* TASK TO COMPLETE
Hunt for the word "JSON" across the entries below, copying each line that holds it.

** BEGIN PROVIDED DATA **

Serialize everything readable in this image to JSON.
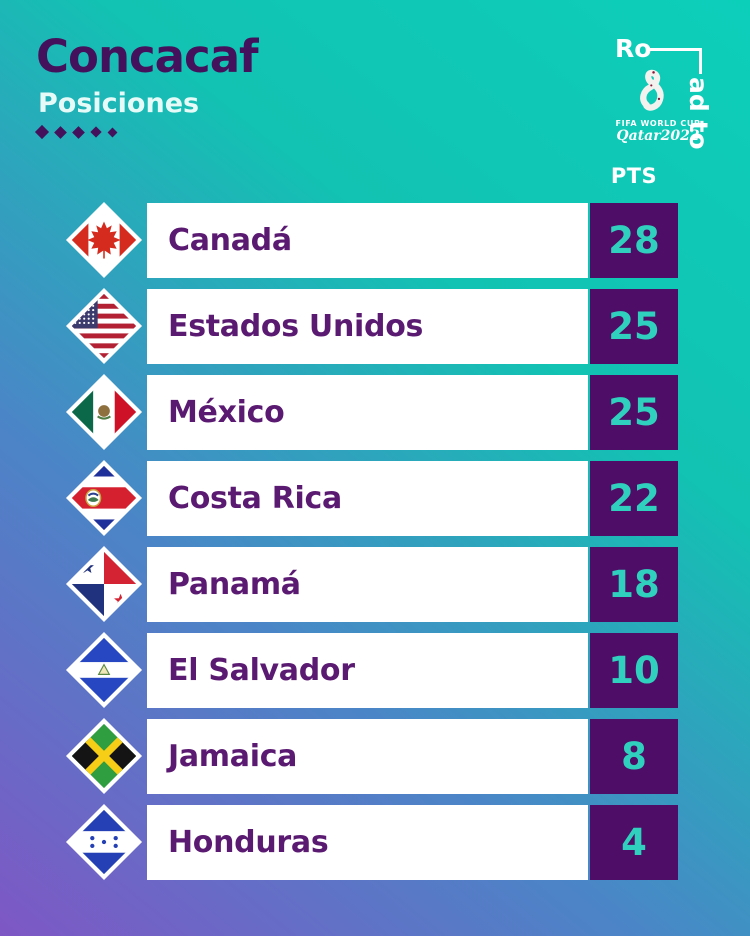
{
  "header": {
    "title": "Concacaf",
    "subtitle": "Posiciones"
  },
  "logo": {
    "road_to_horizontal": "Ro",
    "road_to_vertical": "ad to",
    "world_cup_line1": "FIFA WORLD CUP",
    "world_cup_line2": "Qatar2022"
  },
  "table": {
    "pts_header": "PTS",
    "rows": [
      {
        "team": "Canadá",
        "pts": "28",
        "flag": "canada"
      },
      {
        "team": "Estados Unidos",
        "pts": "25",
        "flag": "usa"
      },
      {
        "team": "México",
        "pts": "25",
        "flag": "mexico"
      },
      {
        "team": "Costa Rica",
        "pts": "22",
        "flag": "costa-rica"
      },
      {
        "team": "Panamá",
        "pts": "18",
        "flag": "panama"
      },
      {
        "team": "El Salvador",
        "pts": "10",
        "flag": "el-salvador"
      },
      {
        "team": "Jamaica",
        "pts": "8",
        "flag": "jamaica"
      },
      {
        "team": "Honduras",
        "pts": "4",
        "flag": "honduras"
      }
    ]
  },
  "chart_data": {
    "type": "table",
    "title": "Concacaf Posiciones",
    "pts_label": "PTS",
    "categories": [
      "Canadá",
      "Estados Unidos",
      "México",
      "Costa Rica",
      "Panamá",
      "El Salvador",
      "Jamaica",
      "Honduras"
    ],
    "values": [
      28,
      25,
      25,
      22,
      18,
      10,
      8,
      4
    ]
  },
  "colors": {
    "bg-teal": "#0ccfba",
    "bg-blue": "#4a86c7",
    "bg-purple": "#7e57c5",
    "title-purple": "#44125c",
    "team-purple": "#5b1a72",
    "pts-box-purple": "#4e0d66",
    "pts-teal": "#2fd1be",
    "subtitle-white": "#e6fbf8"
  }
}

** END PROVIDED DATA **
** BEGIN PROVIDED DATA **

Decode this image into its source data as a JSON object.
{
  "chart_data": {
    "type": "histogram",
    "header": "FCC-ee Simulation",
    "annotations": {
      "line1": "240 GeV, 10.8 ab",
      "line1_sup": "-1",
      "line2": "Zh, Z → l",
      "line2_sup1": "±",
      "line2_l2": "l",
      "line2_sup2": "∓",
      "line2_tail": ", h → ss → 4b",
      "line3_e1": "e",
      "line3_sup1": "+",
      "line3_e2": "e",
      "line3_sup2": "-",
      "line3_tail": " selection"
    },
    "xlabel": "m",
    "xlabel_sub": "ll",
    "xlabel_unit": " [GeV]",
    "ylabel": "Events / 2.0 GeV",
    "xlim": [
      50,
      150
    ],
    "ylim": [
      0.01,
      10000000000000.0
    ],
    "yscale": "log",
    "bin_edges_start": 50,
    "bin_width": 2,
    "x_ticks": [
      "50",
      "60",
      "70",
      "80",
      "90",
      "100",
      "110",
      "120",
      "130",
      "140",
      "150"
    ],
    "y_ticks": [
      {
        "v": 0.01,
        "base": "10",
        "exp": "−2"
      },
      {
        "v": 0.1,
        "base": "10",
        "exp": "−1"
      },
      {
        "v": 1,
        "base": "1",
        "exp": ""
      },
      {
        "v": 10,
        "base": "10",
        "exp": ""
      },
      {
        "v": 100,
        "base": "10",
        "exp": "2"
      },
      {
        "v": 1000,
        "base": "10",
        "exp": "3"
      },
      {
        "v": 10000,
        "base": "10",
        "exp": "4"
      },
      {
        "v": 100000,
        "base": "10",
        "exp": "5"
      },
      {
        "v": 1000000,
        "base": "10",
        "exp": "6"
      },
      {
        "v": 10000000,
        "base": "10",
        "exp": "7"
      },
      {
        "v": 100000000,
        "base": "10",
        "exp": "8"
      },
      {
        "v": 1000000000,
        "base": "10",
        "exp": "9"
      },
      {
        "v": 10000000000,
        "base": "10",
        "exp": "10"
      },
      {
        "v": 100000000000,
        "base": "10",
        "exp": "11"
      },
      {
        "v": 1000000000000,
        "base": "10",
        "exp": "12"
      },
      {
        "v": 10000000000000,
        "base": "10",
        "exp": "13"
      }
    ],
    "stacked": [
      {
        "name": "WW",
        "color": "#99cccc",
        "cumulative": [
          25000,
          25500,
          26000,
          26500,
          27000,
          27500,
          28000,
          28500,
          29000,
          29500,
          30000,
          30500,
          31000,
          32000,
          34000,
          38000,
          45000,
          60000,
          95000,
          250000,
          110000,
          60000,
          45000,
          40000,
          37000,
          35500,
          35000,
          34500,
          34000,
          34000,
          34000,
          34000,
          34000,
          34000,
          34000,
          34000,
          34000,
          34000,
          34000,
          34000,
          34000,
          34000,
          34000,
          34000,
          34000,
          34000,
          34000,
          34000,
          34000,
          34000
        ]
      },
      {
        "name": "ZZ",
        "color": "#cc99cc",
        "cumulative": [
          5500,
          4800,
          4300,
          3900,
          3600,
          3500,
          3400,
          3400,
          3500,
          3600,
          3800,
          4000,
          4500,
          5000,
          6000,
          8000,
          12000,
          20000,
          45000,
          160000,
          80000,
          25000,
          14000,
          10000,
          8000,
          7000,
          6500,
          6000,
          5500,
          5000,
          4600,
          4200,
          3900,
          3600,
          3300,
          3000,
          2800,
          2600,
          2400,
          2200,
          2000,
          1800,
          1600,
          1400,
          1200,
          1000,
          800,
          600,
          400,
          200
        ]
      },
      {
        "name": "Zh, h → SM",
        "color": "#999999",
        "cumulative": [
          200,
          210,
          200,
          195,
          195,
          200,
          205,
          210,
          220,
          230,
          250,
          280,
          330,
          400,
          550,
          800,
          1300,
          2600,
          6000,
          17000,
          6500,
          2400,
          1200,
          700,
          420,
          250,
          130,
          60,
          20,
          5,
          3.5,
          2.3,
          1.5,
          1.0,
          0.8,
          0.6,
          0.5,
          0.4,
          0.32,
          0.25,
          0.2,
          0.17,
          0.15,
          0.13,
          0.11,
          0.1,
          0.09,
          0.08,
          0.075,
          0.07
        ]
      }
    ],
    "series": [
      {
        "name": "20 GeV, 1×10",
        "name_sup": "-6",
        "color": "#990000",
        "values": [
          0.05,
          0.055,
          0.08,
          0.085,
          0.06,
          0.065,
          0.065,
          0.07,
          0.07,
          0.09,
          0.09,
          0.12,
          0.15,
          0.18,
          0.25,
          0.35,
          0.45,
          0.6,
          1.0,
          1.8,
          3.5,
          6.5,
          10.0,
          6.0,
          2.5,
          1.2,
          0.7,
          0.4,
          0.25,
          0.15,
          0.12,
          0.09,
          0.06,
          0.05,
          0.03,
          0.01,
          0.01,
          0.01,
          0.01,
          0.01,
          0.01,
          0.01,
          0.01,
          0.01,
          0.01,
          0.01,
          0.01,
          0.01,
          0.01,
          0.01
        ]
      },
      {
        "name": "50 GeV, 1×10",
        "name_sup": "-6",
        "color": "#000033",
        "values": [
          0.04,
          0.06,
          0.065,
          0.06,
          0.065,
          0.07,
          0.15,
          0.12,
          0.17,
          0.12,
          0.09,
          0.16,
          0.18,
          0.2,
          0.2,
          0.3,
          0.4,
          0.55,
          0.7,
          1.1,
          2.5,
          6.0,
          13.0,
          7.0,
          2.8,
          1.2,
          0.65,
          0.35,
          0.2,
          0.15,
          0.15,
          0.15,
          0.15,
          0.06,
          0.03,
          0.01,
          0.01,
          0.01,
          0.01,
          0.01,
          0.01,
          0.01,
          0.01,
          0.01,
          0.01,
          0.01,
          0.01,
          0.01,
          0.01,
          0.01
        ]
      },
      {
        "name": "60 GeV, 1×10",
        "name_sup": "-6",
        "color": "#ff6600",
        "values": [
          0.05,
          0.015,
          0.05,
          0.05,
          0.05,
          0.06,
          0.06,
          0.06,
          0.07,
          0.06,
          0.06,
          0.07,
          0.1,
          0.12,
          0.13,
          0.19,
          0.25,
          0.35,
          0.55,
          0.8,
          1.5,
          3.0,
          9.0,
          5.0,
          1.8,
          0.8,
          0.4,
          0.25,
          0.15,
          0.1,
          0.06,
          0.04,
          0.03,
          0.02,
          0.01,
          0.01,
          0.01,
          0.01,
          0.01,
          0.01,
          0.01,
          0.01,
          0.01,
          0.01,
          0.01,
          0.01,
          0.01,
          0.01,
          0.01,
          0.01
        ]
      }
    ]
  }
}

** END PROVIDED DATA **

* EXERCISE RESULT
Serialize everything readable in this image to JSON.
Decode this image into its source data as a JSON object.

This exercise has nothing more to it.